TASK => Transcribe the records below in full; pictures stay out of the copy.

##### RECORDS SUPPLIED #####

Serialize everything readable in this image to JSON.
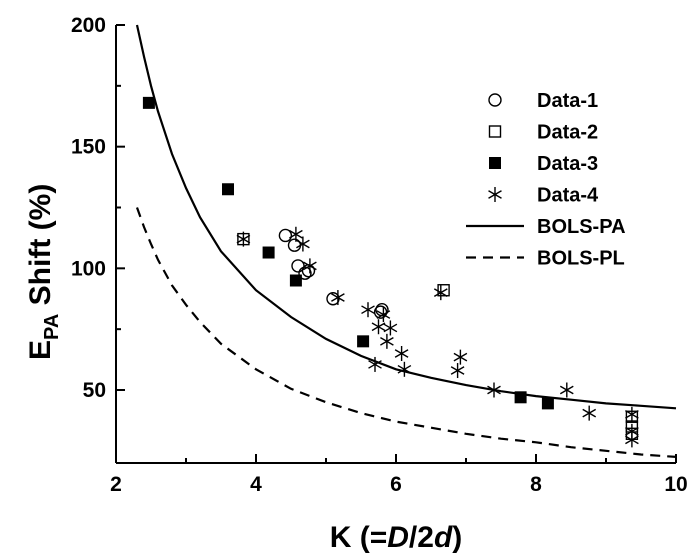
{
  "chart_data": {
    "type": "scatter",
    "xlabel": {
      "prefix": "K (=",
      "D": "D",
      "slash": "/2",
      "d": "d",
      "suffix": ")"
    },
    "ylabel": {
      "E": "E",
      "sub": "PA",
      "rest": " Shift (%)"
    },
    "xlim": [
      2,
      10
    ],
    "ylim": [
      20,
      200
    ],
    "x_ticks": [
      2,
      4,
      6,
      8,
      10
    ],
    "y_ticks": [
      50,
      100,
      150,
      200
    ],
    "grid": false,
    "legend_position": "top-right",
    "series": [
      {
        "name": "Data-1",
        "marker": "open-circle",
        "points": [
          [
            4.42,
            113.5
          ],
          [
            4.55,
            109.5
          ],
          [
            4.6,
            101
          ],
          [
            4.7,
            98
          ],
          [
            4.75,
            99
          ],
          [
            5.1,
            87.5
          ],
          [
            5.78,
            82
          ],
          [
            5.8,
            83
          ]
        ]
      },
      {
        "name": "Data-2",
        "marker": "open-square",
        "points": [
          [
            3.82,
            112
          ],
          [
            6.68,
            91
          ],
          [
            9.37,
            39
          ],
          [
            9.37,
            35
          ],
          [
            9.37,
            32
          ]
        ]
      },
      {
        "name": "Data-3",
        "marker": "filled-square",
        "points": [
          [
            2.47,
            168
          ],
          [
            3.6,
            132.5
          ],
          [
            4.18,
            106.5
          ],
          [
            4.57,
            95
          ],
          [
            5.53,
            70
          ],
          [
            7.78,
            47
          ],
          [
            8.17,
            44.5
          ]
        ]
      },
      {
        "name": "Data-4",
        "marker": "asterisk",
        "points": [
          [
            3.82,
            112
          ],
          [
            4.57,
            114
          ],
          [
            4.67,
            110
          ],
          [
            4.77,
            101
          ],
          [
            5.17,
            88
          ],
          [
            5.6,
            83
          ],
          [
            5.82,
            81
          ],
          [
            5.75,
            76
          ],
          [
            5.92,
            75.5
          ],
          [
            5.87,
            70
          ],
          [
            5.7,
            60.5
          ],
          [
            6.08,
            65
          ],
          [
            6.12,
            58.5
          ],
          [
            6.64,
            90
          ],
          [
            6.92,
            63.5
          ],
          [
            6.88,
            58
          ],
          [
            7.4,
            50
          ],
          [
            8.44,
            50
          ],
          [
            8.76,
            40.5
          ],
          [
            9.37,
            40
          ],
          [
            9.37,
            33
          ],
          [
            9.37,
            29.5
          ]
        ]
      },
      {
        "name": "BOLS-PA",
        "style": "solid-line",
        "x": [
          2.3,
          2.4,
          2.5,
          2.6,
          2.8,
          3.0,
          3.2,
          3.5,
          4.0,
          4.5,
          5.0,
          5.5,
          6.0,
          6.5,
          7.0,
          7.5,
          8.0,
          8.5,
          9.0,
          9.5,
          10.0
        ],
        "y": [
          200,
          187,
          175,
          164.5,
          147,
          133,
          121,
          107,
          91,
          80,
          71,
          64,
          58.5,
          55,
          52,
          49.5,
          47.5,
          46,
          44.5,
          43.5,
          42.5
        ]
      },
      {
        "name": "BOLS-PL",
        "style": "dashed-line",
        "x": [
          2.3,
          2.4,
          2.5,
          2.6,
          2.8,
          3.0,
          3.2,
          3.5,
          4.0,
          4.5,
          5.0,
          5.5,
          6.0,
          6.5,
          7.0,
          7.5,
          8.0,
          8.5,
          9.0,
          9.5,
          10.0
        ],
        "y": [
          125,
          117,
          110,
          103.5,
          93,
          85,
          78,
          69,
          58.5,
          50.5,
          45,
          40.5,
          37,
          34.5,
          32,
          30,
          28.5,
          26.5,
          25,
          23.5,
          22.5
        ]
      }
    ]
  }
}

#####

THE REPLY =>
Serialize everything readable in this image to JSON.
{
  "chart_data": {
    "type": "scatter",
    "xlabel": {
      "prefix": "K (=",
      "D": "D",
      "slash": "/2",
      "d": "d",
      "suffix": ")"
    },
    "ylabel": {
      "E": "E",
      "sub": "PA",
      "rest": " Shift (%)"
    },
    "xlim": [
      2,
      10
    ],
    "ylim": [
      20,
      200
    ],
    "x_ticks": [
      2,
      4,
      6,
      8,
      10
    ],
    "y_ticks": [
      50,
      100,
      150,
      200
    ],
    "grid": false,
    "legend_position": "top-right",
    "series": [
      {
        "name": "Data-1",
        "marker": "open-circle",
        "points": [
          [
            4.42,
            113.5
          ],
          [
            4.55,
            109.5
          ],
          [
            4.6,
            101
          ],
          [
            4.7,
            98
          ],
          [
            4.75,
            99
          ],
          [
            5.1,
            87.5
          ],
          [
            5.78,
            82
          ],
          [
            5.8,
            83
          ]
        ]
      },
      {
        "name": "Data-2",
        "marker": "open-square",
        "points": [
          [
            3.82,
            112
          ],
          [
            6.68,
            91
          ],
          [
            9.37,
            39
          ],
          [
            9.37,
            35
          ],
          [
            9.37,
            32
          ]
        ]
      },
      {
        "name": "Data-3",
        "marker": "filled-square",
        "points": [
          [
            2.47,
            168
          ],
          [
            3.6,
            132.5
          ],
          [
            4.18,
            106.5
          ],
          [
            4.57,
            95
          ],
          [
            5.53,
            70
          ],
          [
            7.78,
            47
          ],
          [
            8.17,
            44.5
          ]
        ]
      },
      {
        "name": "Data-4",
        "marker": "asterisk",
        "points": [
          [
            3.82,
            112
          ],
          [
            4.57,
            114
          ],
          [
            4.67,
            110
          ],
          [
            4.77,
            101
          ],
          [
            5.17,
            88
          ],
          [
            5.6,
            83
          ],
          [
            5.82,
            81
          ],
          [
            5.75,
            76
          ],
          [
            5.92,
            75.5
          ],
          [
            5.87,
            70
          ],
          [
            5.7,
            60.5
          ],
          [
            6.08,
            65
          ],
          [
            6.12,
            58.5
          ],
          [
            6.64,
            90
          ],
          [
            6.92,
            63.5
          ],
          [
            6.88,
            58
          ],
          [
            7.4,
            50
          ],
          [
            8.44,
            50
          ],
          [
            8.76,
            40.5
          ],
          [
            9.37,
            40
          ],
          [
            9.37,
            33
          ],
          [
            9.37,
            29.5
          ]
        ]
      },
      {
        "name": "BOLS-PA",
        "style": "solid-line",
        "x": [
          2.3,
          2.4,
          2.5,
          2.6,
          2.8,
          3.0,
          3.2,
          3.5,
          4.0,
          4.5,
          5.0,
          5.5,
          6.0,
          6.5,
          7.0,
          7.5,
          8.0,
          8.5,
          9.0,
          9.5,
          10.0
        ],
        "y": [
          200,
          187,
          175,
          164.5,
          147,
          133,
          121,
          107,
          91,
          80,
          71,
          64,
          58.5,
          55,
          52,
          49.5,
          47.5,
          46,
          44.5,
          43.5,
          42.5
        ]
      },
      {
        "name": "BOLS-PL",
        "style": "dashed-line",
        "x": [
          2.3,
          2.4,
          2.5,
          2.6,
          2.8,
          3.0,
          3.2,
          3.5,
          4.0,
          4.5,
          5.0,
          5.5,
          6.0,
          6.5,
          7.0,
          7.5,
          8.0,
          8.5,
          9.0,
          9.5,
          10.0
        ],
        "y": [
          125,
          117,
          110,
          103.5,
          93,
          85,
          78,
          69,
          58.5,
          50.5,
          45,
          40.5,
          37,
          34.5,
          32,
          30,
          28.5,
          26.5,
          25,
          23.5,
          22.5
        ]
      }
    ]
  }
}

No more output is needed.